## Set task
The records below are to be repeated in full, exactly as they are.

## Stored records
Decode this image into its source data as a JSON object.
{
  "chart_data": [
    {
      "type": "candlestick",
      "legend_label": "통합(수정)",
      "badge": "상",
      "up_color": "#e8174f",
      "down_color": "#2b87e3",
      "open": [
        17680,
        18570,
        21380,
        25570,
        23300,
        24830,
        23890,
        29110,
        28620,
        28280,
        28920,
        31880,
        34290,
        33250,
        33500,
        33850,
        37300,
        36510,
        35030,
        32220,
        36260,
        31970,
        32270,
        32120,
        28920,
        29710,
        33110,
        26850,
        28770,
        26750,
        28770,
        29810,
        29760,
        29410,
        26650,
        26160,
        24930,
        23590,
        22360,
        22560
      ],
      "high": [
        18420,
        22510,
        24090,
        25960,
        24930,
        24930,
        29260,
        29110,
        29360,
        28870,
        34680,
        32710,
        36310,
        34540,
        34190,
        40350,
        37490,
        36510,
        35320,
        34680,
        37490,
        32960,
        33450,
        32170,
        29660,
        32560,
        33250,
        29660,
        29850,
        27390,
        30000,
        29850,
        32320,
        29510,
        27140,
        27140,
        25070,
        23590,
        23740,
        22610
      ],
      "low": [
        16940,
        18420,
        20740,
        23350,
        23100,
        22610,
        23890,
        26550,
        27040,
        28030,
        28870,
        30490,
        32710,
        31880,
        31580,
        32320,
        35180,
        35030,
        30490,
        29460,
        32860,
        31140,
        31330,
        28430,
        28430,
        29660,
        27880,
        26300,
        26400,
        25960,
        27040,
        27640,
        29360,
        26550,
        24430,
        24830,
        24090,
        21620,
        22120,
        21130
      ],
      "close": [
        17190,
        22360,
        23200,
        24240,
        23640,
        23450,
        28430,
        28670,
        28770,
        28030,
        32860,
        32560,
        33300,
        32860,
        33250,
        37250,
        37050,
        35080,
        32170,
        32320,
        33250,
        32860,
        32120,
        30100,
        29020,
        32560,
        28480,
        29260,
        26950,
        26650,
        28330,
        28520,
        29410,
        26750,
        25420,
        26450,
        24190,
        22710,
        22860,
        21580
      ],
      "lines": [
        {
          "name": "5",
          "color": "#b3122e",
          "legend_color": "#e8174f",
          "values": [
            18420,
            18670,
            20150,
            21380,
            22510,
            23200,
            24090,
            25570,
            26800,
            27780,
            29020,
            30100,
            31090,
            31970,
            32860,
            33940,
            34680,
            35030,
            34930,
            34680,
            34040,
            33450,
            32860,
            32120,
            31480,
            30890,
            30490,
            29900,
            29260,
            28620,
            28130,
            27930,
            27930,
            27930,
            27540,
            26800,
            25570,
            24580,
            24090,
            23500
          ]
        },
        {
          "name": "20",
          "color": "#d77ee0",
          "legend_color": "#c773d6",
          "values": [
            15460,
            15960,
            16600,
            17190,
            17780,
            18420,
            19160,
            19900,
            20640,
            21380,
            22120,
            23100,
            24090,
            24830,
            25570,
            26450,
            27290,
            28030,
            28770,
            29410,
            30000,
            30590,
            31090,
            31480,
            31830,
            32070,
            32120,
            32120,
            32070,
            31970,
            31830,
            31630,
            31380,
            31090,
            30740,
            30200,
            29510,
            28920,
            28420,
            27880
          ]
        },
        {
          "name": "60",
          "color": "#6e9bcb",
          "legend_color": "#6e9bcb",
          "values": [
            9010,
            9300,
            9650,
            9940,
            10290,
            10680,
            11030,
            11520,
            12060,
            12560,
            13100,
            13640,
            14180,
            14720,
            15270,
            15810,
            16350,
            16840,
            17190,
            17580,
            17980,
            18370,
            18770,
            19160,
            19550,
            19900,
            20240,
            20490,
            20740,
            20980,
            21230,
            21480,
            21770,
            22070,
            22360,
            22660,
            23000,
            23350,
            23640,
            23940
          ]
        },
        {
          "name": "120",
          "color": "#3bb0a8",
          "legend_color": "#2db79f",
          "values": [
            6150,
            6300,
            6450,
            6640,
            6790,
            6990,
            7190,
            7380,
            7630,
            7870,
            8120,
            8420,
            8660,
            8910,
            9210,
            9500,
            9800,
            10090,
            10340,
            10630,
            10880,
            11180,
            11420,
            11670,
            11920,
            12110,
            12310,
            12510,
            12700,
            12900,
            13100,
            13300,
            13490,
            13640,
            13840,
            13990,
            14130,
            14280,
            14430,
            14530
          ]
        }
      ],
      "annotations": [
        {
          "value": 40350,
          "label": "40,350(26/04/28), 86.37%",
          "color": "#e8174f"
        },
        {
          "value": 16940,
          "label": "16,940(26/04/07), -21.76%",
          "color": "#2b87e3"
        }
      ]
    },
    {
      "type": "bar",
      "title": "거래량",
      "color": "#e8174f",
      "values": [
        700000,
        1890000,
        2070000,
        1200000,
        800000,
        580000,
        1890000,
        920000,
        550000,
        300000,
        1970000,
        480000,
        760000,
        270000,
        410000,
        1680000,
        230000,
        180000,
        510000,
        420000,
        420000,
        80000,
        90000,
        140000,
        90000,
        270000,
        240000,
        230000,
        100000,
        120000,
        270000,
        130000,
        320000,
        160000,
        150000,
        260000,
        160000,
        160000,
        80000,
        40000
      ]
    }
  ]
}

## Task answer
Decode this image into its source data as a JSON object.
{
  "chart_data": [
    {
      "type": "candlestick",
      "legend_label": "통합(수정)",
      "badge": "상",
      "up_color": "#e8174f",
      "down_color": "#2b87e3",
      "open": [
        17680,
        18570,
        21380,
        25570,
        23300,
        24830,
        23890,
        29110,
        28620,
        28280,
        28920,
        31880,
        34290,
        33250,
        33500,
        33850,
        37300,
        36510,
        35030,
        32220,
        36260,
        31970,
        32270,
        32120,
        28920,
        29710,
        33110,
        26850,
        28770,
        26750,
        28770,
        29810,
        29760,
        29410,
        26650,
        26160,
        24930,
        23590,
        22360,
        22560
      ],
      "high": [
        18420,
        22510,
        24090,
        25960,
        24930,
        24930,
        29260,
        29110,
        29360,
        28870,
        34680,
        32710,
        36310,
        34540,
        34190,
        40350,
        37490,
        36510,
        35320,
        34680,
        37490,
        32960,
        33450,
        32170,
        29660,
        32560,
        33250,
        29660,
        29850,
        27390,
        30000,
        29850,
        32320,
        29510,
        27140,
        27140,
        25070,
        23590,
        23740,
        22610
      ],
      "low": [
        16940,
        18420,
        20740,
        23350,
        23100,
        22610,
        23890,
        26550,
        27040,
        28030,
        28870,
        30490,
        32710,
        31880,
        31580,
        32320,
        35180,
        35030,
        30490,
        29460,
        32860,
        31140,
        31330,
        28430,
        28430,
        29660,
        27880,
        26300,
        26400,
        25960,
        27040,
        27640,
        29360,
        26550,
        24430,
        24830,
        24090,
        21620,
        22120,
        21130
      ],
      "close": [
        17190,
        22360,
        23200,
        24240,
        23640,
        23450,
        28430,
        28670,
        28770,
        28030,
        32860,
        32560,
        33300,
        32860,
        33250,
        37250,
        37050,
        35080,
        32170,
        32320,
        33250,
        32860,
        32120,
        30100,
        29020,
        32560,
        28480,
        29260,
        26950,
        26650,
        28330,
        28520,
        29410,
        26750,
        25420,
        26450,
        24190,
        22710,
        22860,
        21580
      ],
      "lines": [
        {
          "name": "5",
          "color": "#b3122e",
          "legend_color": "#e8174f",
          "values": [
            18420,
            18670,
            20150,
            21380,
            22510,
            23200,
            24090,
            25570,
            26800,
            27780,
            29020,
            30100,
            31090,
            31970,
            32860,
            33940,
            34680,
            35030,
            34930,
            34680,
            34040,
            33450,
            32860,
            32120,
            31480,
            30890,
            30490,
            29900,
            29260,
            28620,
            28130,
            27930,
            27930,
            27930,
            27540,
            26800,
            25570,
            24580,
            24090,
            23500
          ]
        },
        {
          "name": "20",
          "color": "#d77ee0",
          "legend_color": "#c773d6",
          "values": [
            15460,
            15960,
            16600,
            17190,
            17780,
            18420,
            19160,
            19900,
            20640,
            21380,
            22120,
            23100,
            24090,
            24830,
            25570,
            26450,
            27290,
            28030,
            28770,
            29410,
            30000,
            30590,
            31090,
            31480,
            31830,
            32070,
            32120,
            32120,
            32070,
            31970,
            31830,
            31630,
            31380,
            31090,
            30740,
            30200,
            29510,
            28920,
            28420,
            27880
          ]
        },
        {
          "name": "60",
          "color": "#6e9bcb",
          "legend_color": "#6e9bcb",
          "values": [
            9010,
            9300,
            9650,
            9940,
            10290,
            10680,
            11030,
            11520,
            12060,
            12560,
            13100,
            13640,
            14180,
            14720,
            15270,
            15810,
            16350,
            16840,
            17190,
            17580,
            17980,
            18370,
            18770,
            19160,
            19550,
            19900,
            20240,
            20490,
            20740,
            20980,
            21230,
            21480,
            21770,
            22070,
            22360,
            22660,
            23000,
            23350,
            23640,
            23940
          ]
        },
        {
          "name": "120",
          "color": "#3bb0a8",
          "legend_color": "#2db79f",
          "values": [
            6150,
            6300,
            6450,
            6640,
            6790,
            6990,
            7190,
            7380,
            7630,
            7870,
            8120,
            8420,
            8660,
            8910,
            9210,
            9500,
            9800,
            10090,
            10340,
            10630,
            10880,
            11180,
            11420,
            11670,
            11920,
            12110,
            12310,
            12510,
            12700,
            12900,
            13100,
            13300,
            13490,
            13640,
            13840,
            13990,
            14130,
            14280,
            14430,
            14530
          ]
        }
      ],
      "annotations": [
        {
          "value": 40350,
          "label": "40,350(26/04/28), 86.37%",
          "color": "#e8174f"
        },
        {
          "value": 16940,
          "label": "16,940(26/04/07), -21.76%",
          "color": "#2b87e3"
        }
      ]
    },
    {
      "type": "bar",
      "title": "거래량",
      "color": "#e8174f",
      "values": [
        700000,
        1890000,
        2070000,
        1200000,
        800000,
        580000,
        1890000,
        920000,
        550000,
        300000,
        1970000,
        480000,
        760000,
        270000,
        410000,
        1680000,
        230000,
        180000,
        510000,
        420000,
        420000,
        80000,
        90000,
        140000,
        90000,
        270000,
        240000,
        230000,
        100000,
        120000,
        270000,
        130000,
        320000,
        160000,
        150000,
        260000,
        160000,
        160000,
        80000,
        40000
      ]
    }
  ]
}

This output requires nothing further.